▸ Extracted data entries
[start]

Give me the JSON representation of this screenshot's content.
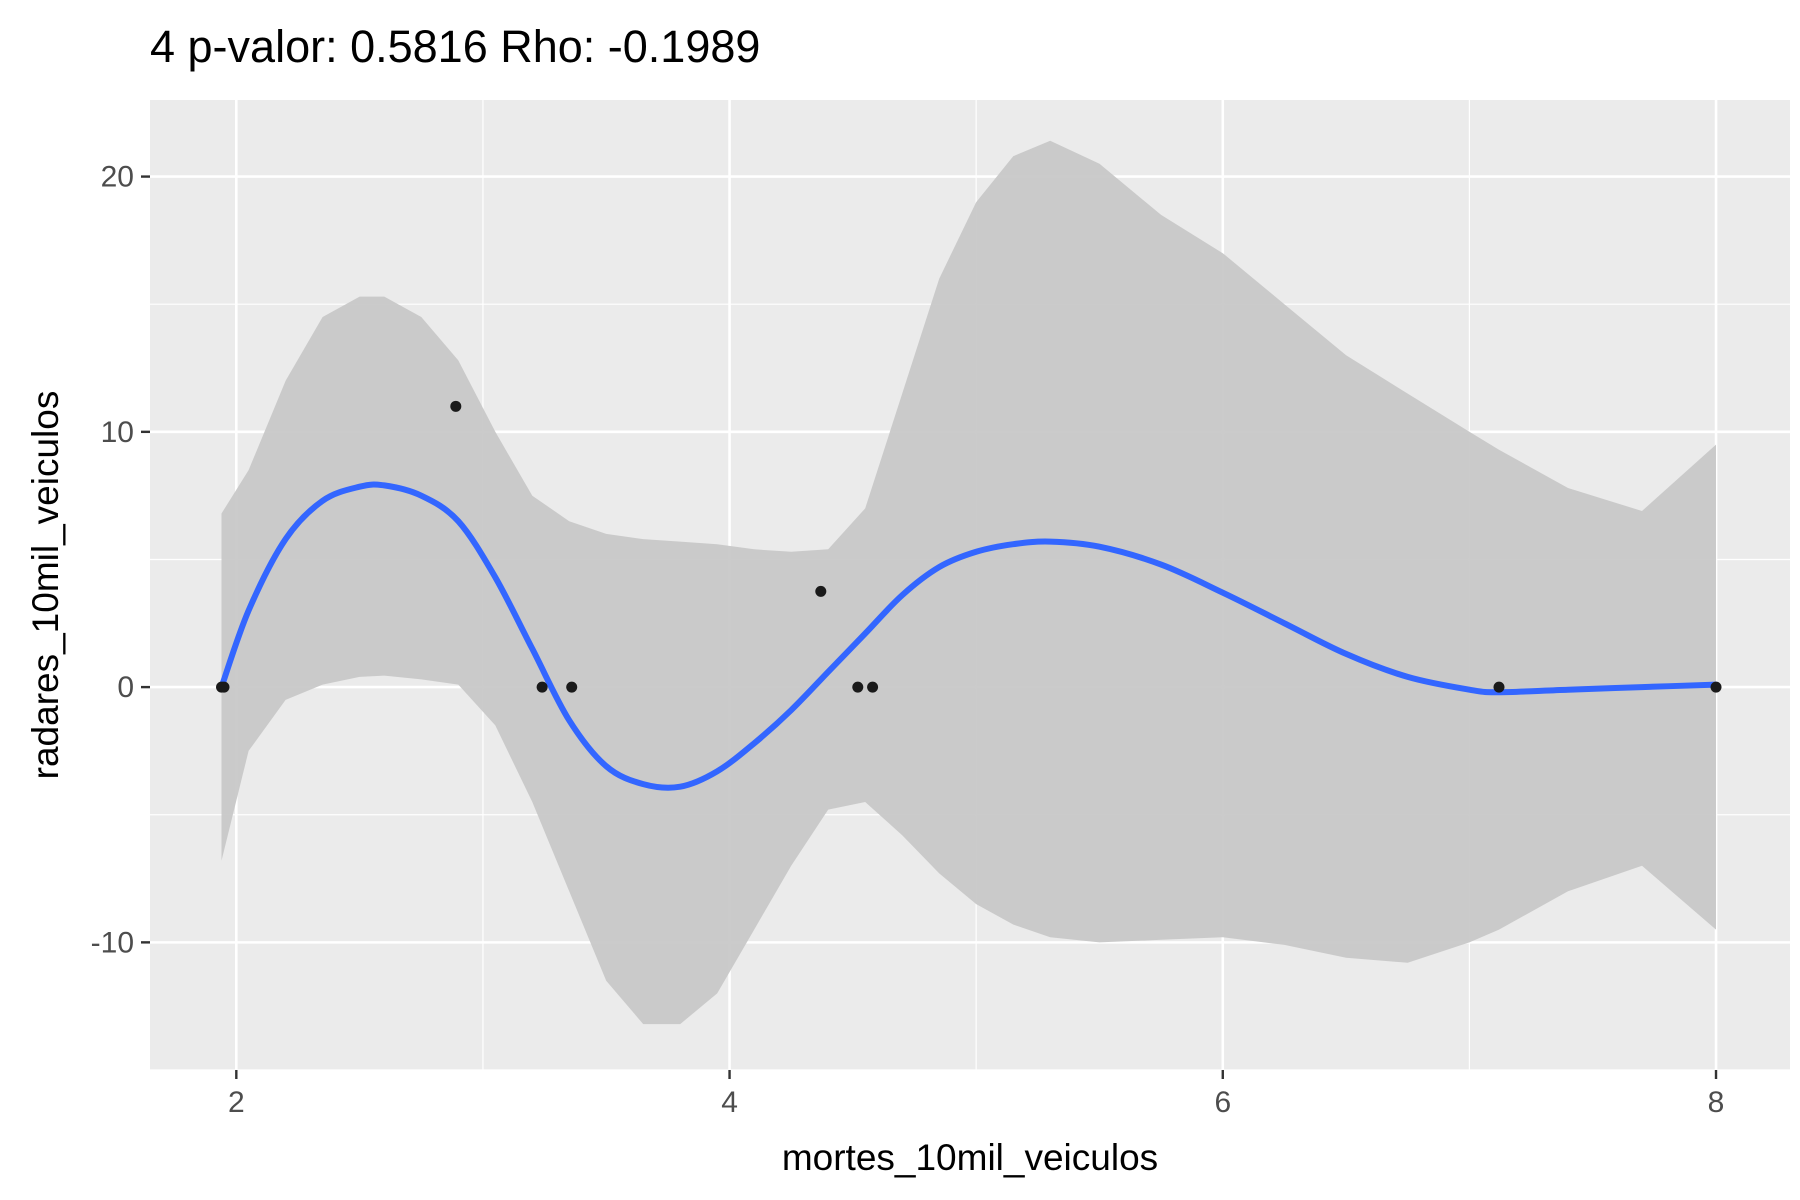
{
  "chart_data": {
    "type": "scatter",
    "title": "4 p-valor: 0.5816 Rho: -0.1989",
    "xlabel": "mortes_10mil_veiculos",
    "ylabel": "radares_10mil_veiculos",
    "xlim": [
      1.65,
      8.3
    ],
    "ylim": [
      -15,
      23
    ],
    "x_ticks": [
      2,
      4,
      6,
      8
    ],
    "y_ticks": [
      -10,
      0,
      10,
      20
    ],
    "grid": true,
    "legend": "none",
    "colors": {
      "panel": "#ebebeb",
      "grid": "#ffffff",
      "points": "#1a1a1a",
      "smooth": "#3366ff",
      "ribbon": "#c8c8c8"
    },
    "points": [
      {
        "x": 1.94,
        "y": 0
      },
      {
        "x": 1.95,
        "y": 0
      },
      {
        "x": 2.89,
        "y": 11
      },
      {
        "x": 3.24,
        "y": 0
      },
      {
        "x": 3.36,
        "y": 0
      },
      {
        "x": 4.37,
        "y": 3.75
      },
      {
        "x": 4.52,
        "y": 0
      },
      {
        "x": 4.58,
        "y": 0
      },
      {
        "x": 7.12,
        "y": 0
      },
      {
        "x": 8.0,
        "y": 0
      }
    ],
    "smooth": {
      "method": "loess",
      "x": [
        1.94,
        2.05,
        2.2,
        2.35,
        2.5,
        2.6,
        2.75,
        2.9,
        3.05,
        3.2,
        3.35,
        3.5,
        3.65,
        3.8,
        3.95,
        4.1,
        4.25,
        4.4,
        4.55,
        4.7,
        4.85,
        5.0,
        5.15,
        5.3,
        5.5,
        5.75,
        6.0,
        6.25,
        6.5,
        6.75,
        7.0,
        7.12,
        7.4,
        7.7,
        8.0
      ],
      "fit": [
        0,
        3.0,
        5.8,
        7.3,
        7.85,
        7.9,
        7.5,
        6.5,
        4.3,
        1.5,
        -1.3,
        -3.1,
        -3.8,
        -3.9,
        -3.3,
        -2.2,
        -0.9,
        0.6,
        2.1,
        3.6,
        4.7,
        5.3,
        5.6,
        5.7,
        5.5,
        4.8,
        3.7,
        2.5,
        1.3,
        0.4,
        -0.1,
        -0.2,
        -0.1,
        0,
        0.1
      ],
      "lower": [
        -6.8,
        -2.5,
        -0.5,
        0.1,
        0.4,
        0.45,
        0.3,
        0.1,
        -1.5,
        -4.5,
        -8.0,
        -11.5,
        -13.2,
        -13.2,
        -12.0,
        -9.5,
        -7.0,
        -4.8,
        -4.5,
        -5.8,
        -7.3,
        -8.5,
        -9.3,
        -9.8,
        -10.0,
        -9.9,
        -9.8,
        -10.1,
        -10.6,
        -10.8,
        -10.0,
        -9.5,
        -8.0,
        -7.0,
        -9.5
      ],
      "upper": [
        6.8,
        8.5,
        12.0,
        14.5,
        15.3,
        15.3,
        14.5,
        12.8,
        10.0,
        7.5,
        6.5,
        6.0,
        5.8,
        5.7,
        5.6,
        5.4,
        5.3,
        5.4,
        7.0,
        11.5,
        16.0,
        19.0,
        20.8,
        21.4,
        20.5,
        18.5,
        17.0,
        15.0,
        13.0,
        11.5,
        10.0,
        9.3,
        7.8,
        6.9,
        9.5
      ]
    }
  }
}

[end]

▸ Exercise aim
Quote the material in full and exactly; do not carry over its pictures.

▸ The reply
Give me the JSON representation of this screenshot's content.
{
  "chart_data": {
    "type": "scatter",
    "title": "4 p-valor: 0.5816 Rho: -0.1989",
    "xlabel": "mortes_10mil_veiculos",
    "ylabel": "radares_10mil_veiculos",
    "xlim": [
      1.65,
      8.3
    ],
    "ylim": [
      -15,
      23
    ],
    "x_ticks": [
      2,
      4,
      6,
      8
    ],
    "y_ticks": [
      -10,
      0,
      10,
      20
    ],
    "grid": true,
    "legend": "none",
    "colors": {
      "panel": "#ebebeb",
      "grid": "#ffffff",
      "points": "#1a1a1a",
      "smooth": "#3366ff",
      "ribbon": "#c8c8c8"
    },
    "points": [
      {
        "x": 1.94,
        "y": 0
      },
      {
        "x": 1.95,
        "y": 0
      },
      {
        "x": 2.89,
        "y": 11
      },
      {
        "x": 3.24,
        "y": 0
      },
      {
        "x": 3.36,
        "y": 0
      },
      {
        "x": 4.37,
        "y": 3.75
      },
      {
        "x": 4.52,
        "y": 0
      },
      {
        "x": 4.58,
        "y": 0
      },
      {
        "x": 7.12,
        "y": 0
      },
      {
        "x": 8.0,
        "y": 0
      }
    ],
    "smooth": {
      "method": "loess",
      "x": [
        1.94,
        2.05,
        2.2,
        2.35,
        2.5,
        2.6,
        2.75,
        2.9,
        3.05,
        3.2,
        3.35,
        3.5,
        3.65,
        3.8,
        3.95,
        4.1,
        4.25,
        4.4,
        4.55,
        4.7,
        4.85,
        5.0,
        5.15,
        5.3,
        5.5,
        5.75,
        6.0,
        6.25,
        6.5,
        6.75,
        7.0,
        7.12,
        7.4,
        7.7,
        8.0
      ],
      "fit": [
        0,
        3.0,
        5.8,
        7.3,
        7.85,
        7.9,
        7.5,
        6.5,
        4.3,
        1.5,
        -1.3,
        -3.1,
        -3.8,
        -3.9,
        -3.3,
        -2.2,
        -0.9,
        0.6,
        2.1,
        3.6,
        4.7,
        5.3,
        5.6,
        5.7,
        5.5,
        4.8,
        3.7,
        2.5,
        1.3,
        0.4,
        -0.1,
        -0.2,
        -0.1,
        0,
        0.1
      ],
      "lower": [
        -6.8,
        -2.5,
        -0.5,
        0.1,
        0.4,
        0.45,
        0.3,
        0.1,
        -1.5,
        -4.5,
        -8.0,
        -11.5,
        -13.2,
        -13.2,
        -12.0,
        -9.5,
        -7.0,
        -4.8,
        -4.5,
        -5.8,
        -7.3,
        -8.5,
        -9.3,
        -9.8,
        -10.0,
        -9.9,
        -9.8,
        -10.1,
        -10.6,
        -10.8,
        -10.0,
        -9.5,
        -8.0,
        -7.0,
        -9.5
      ],
      "upper": [
        6.8,
        8.5,
        12.0,
        14.5,
        15.3,
        15.3,
        14.5,
        12.8,
        10.0,
        7.5,
        6.5,
        6.0,
        5.8,
        5.7,
        5.6,
        5.4,
        5.3,
        5.4,
        7.0,
        11.5,
        16.0,
        19.0,
        20.8,
        21.4,
        20.5,
        18.5,
        17.0,
        15.0,
        13.0,
        11.5,
        10.0,
        9.3,
        7.8,
        6.9,
        9.5
      ]
    }
  }
}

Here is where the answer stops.